Starting at the line that contains "What's the underlying", restate each line word for word through the final line of the data, keeping both ends.
• • • •
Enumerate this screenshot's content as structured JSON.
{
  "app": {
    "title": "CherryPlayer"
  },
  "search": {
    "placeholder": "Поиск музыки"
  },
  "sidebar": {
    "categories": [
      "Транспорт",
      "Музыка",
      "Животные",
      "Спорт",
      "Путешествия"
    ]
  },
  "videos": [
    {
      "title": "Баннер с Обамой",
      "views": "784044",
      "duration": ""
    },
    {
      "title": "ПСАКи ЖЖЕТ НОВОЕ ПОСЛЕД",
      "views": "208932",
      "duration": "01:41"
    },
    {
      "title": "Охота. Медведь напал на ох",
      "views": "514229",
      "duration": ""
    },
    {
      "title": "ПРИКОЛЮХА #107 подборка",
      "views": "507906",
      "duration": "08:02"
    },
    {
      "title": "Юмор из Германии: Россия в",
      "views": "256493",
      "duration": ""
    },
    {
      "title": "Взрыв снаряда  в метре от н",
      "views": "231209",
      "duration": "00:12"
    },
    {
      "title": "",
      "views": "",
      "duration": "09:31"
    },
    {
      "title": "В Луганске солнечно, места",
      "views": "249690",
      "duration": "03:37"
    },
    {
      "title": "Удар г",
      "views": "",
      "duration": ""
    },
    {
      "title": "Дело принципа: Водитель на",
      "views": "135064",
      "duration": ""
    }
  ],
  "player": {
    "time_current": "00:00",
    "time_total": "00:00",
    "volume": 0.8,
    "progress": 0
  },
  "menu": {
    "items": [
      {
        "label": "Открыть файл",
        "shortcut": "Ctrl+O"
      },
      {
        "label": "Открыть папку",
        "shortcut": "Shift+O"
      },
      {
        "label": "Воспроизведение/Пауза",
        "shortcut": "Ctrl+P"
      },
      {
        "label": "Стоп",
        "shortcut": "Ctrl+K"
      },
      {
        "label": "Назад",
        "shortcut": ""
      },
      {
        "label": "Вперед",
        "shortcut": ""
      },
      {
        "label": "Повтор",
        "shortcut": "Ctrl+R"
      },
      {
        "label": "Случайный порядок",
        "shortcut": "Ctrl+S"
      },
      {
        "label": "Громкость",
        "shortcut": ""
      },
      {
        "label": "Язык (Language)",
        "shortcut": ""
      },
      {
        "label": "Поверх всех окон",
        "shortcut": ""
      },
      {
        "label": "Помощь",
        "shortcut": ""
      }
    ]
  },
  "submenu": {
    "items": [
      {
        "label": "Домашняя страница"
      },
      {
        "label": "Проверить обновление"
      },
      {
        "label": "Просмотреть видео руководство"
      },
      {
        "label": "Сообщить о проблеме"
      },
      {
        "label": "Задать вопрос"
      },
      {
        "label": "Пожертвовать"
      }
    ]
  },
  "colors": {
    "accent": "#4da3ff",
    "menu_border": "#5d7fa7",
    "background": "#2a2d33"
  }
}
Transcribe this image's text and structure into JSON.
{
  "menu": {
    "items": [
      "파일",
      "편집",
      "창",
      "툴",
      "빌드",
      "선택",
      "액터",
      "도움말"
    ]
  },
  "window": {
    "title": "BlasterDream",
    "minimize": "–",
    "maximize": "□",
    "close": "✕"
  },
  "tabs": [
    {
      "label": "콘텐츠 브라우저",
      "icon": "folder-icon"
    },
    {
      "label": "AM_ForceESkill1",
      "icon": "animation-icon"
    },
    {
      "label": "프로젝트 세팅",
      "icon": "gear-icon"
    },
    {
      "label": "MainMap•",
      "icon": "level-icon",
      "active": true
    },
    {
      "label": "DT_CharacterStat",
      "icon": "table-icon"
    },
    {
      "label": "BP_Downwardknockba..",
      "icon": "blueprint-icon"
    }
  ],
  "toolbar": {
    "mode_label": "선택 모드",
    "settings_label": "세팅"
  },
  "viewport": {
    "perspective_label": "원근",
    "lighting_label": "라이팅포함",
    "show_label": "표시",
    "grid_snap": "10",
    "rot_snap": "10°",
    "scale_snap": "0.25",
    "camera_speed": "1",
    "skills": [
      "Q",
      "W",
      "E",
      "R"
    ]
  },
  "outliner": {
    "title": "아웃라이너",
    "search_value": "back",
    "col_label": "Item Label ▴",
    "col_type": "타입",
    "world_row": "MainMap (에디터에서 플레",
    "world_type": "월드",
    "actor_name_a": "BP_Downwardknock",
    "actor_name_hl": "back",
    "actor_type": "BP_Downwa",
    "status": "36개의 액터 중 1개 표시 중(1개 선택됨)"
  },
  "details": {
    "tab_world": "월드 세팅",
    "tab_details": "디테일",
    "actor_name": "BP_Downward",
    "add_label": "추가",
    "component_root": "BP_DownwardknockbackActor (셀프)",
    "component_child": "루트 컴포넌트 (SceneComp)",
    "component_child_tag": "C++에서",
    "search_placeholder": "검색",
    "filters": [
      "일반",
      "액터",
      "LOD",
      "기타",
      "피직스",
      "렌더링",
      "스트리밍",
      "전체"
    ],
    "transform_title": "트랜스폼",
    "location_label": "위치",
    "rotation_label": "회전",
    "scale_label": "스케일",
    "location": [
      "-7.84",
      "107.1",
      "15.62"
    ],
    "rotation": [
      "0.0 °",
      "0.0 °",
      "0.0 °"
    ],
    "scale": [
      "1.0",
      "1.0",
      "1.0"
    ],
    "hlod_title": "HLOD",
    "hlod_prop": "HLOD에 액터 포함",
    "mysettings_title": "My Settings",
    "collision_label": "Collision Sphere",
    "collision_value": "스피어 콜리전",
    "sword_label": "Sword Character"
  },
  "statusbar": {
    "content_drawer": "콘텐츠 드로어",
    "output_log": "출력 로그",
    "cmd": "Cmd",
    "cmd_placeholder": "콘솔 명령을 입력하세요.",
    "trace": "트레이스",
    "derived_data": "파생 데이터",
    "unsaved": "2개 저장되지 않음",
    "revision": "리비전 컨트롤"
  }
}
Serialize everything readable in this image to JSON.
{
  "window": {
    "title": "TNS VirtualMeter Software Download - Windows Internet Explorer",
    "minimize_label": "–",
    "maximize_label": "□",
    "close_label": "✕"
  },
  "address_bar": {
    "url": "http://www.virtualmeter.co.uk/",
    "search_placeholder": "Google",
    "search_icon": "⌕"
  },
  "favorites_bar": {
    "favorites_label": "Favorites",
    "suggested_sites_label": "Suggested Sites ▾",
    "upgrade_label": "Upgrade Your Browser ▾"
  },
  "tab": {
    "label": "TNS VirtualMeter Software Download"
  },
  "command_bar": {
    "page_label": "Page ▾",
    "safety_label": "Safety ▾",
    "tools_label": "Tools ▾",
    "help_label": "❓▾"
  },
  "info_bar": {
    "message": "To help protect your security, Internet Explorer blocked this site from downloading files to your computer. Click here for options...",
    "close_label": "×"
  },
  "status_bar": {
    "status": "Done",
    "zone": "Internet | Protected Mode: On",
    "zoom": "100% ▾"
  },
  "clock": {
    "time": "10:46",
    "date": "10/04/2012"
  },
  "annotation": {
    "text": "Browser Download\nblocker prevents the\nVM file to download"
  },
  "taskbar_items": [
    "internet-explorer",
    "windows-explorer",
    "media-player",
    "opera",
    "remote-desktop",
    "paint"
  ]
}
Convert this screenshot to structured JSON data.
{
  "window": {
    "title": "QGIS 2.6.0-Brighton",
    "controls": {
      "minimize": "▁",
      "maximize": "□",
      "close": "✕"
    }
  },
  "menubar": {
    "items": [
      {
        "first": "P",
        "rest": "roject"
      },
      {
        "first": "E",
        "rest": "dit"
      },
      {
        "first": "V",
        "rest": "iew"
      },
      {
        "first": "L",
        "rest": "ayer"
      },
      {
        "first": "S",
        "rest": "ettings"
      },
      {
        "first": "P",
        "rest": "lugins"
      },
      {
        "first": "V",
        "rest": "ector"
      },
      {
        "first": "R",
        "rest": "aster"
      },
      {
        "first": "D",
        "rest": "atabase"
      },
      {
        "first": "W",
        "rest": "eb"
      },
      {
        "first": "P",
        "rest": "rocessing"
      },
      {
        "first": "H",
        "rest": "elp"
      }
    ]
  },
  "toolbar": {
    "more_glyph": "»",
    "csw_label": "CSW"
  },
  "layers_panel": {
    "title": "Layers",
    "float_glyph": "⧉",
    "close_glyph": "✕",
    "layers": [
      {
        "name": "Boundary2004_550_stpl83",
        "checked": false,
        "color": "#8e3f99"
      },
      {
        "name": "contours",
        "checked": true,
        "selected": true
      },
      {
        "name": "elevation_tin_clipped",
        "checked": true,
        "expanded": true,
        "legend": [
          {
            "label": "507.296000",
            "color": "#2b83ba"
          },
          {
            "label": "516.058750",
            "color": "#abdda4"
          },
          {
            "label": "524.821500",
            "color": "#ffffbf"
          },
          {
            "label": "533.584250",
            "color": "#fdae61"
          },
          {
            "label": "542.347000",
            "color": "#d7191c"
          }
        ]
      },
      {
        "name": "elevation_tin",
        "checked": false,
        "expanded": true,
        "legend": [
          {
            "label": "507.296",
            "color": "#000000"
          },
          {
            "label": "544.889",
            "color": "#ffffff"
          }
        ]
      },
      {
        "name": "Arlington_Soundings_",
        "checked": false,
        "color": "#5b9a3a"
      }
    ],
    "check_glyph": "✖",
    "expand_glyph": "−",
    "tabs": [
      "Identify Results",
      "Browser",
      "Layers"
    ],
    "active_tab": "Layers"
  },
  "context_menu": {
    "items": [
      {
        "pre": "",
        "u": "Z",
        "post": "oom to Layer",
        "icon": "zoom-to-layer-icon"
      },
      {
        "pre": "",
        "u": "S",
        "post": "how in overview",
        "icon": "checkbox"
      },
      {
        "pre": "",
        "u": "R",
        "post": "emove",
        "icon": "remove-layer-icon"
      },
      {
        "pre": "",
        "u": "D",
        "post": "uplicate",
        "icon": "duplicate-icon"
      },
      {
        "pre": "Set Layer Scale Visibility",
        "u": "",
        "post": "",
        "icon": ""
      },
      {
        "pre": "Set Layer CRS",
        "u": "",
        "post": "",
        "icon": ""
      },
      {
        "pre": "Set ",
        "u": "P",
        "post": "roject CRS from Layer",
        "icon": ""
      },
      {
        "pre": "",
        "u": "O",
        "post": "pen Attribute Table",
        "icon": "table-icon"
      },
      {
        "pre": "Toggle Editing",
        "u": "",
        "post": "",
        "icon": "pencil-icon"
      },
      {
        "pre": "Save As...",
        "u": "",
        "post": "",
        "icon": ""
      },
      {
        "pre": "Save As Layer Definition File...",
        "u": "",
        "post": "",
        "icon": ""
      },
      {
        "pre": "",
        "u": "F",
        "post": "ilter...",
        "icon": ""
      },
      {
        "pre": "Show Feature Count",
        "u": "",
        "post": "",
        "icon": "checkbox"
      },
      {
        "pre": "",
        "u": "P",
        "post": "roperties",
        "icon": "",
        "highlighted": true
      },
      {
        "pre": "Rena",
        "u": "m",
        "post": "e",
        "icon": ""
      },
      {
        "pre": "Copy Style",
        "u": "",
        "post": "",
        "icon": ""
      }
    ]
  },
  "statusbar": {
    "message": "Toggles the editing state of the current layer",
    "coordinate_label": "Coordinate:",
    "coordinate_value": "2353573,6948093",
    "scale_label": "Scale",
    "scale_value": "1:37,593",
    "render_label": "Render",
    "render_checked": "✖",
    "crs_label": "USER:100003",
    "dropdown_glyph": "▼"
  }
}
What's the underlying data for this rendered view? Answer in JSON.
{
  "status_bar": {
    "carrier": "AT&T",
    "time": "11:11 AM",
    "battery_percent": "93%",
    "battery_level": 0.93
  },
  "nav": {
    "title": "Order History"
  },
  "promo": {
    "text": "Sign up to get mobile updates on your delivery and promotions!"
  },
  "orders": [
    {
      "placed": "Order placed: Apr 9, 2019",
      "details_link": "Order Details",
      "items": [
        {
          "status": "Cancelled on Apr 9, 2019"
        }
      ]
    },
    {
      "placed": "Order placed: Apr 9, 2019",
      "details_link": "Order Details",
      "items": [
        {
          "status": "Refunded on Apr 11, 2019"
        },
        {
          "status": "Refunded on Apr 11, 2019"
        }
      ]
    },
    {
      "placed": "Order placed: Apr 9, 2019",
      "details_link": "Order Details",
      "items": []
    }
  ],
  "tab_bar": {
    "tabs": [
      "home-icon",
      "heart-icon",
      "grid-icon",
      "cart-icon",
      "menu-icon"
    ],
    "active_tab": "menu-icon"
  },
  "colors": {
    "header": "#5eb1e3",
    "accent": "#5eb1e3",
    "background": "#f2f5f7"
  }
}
• • • •
Reply:
What's the underlying data for this rendered view? Answer in JSON.
{
  "status_bar": {
    "carrier": "AT&T",
    "time": "11:11 AM",
    "battery_percent": "93%",
    "battery_level": 0.93
  },
  "nav": {
    "title": "Order History"
  },
  "promo": {
    "text": "Sign up to get mobile updates on your delivery and promotions!"
  },
  "orders": [
    {
      "placed": "Order placed: Apr 9, 2019",
      "details_link": "Order Details",
      "items": [
        {
          "status": "Cancelled on Apr 9, 2019"
        }
      ]
    },
    {
      "placed": "Order placed: Apr 9, 2019",
      "details_link": "Order Details",
      "items": [
        {
          "status": "Refunded on Apr 11, 2019"
        },
        {
          "status": "Refunded on Apr 11, 2019"
        }
      ]
    },
    {
      "placed": "Order placed: Apr 9, 2019",
      "details_link": "Order Details",
      "items": []
    }
  ],
  "tab_bar": {
    "tabs": [
      "home-icon",
      "heart-icon",
      "grid-icon",
      "cart-icon",
      "menu-icon"
    ],
    "active_tab": "menu-icon"
  },
  "colors": {
    "header": "#5eb1e3",
    "accent": "#5eb1e3",
    "background": "#f2f5f7"
  }
}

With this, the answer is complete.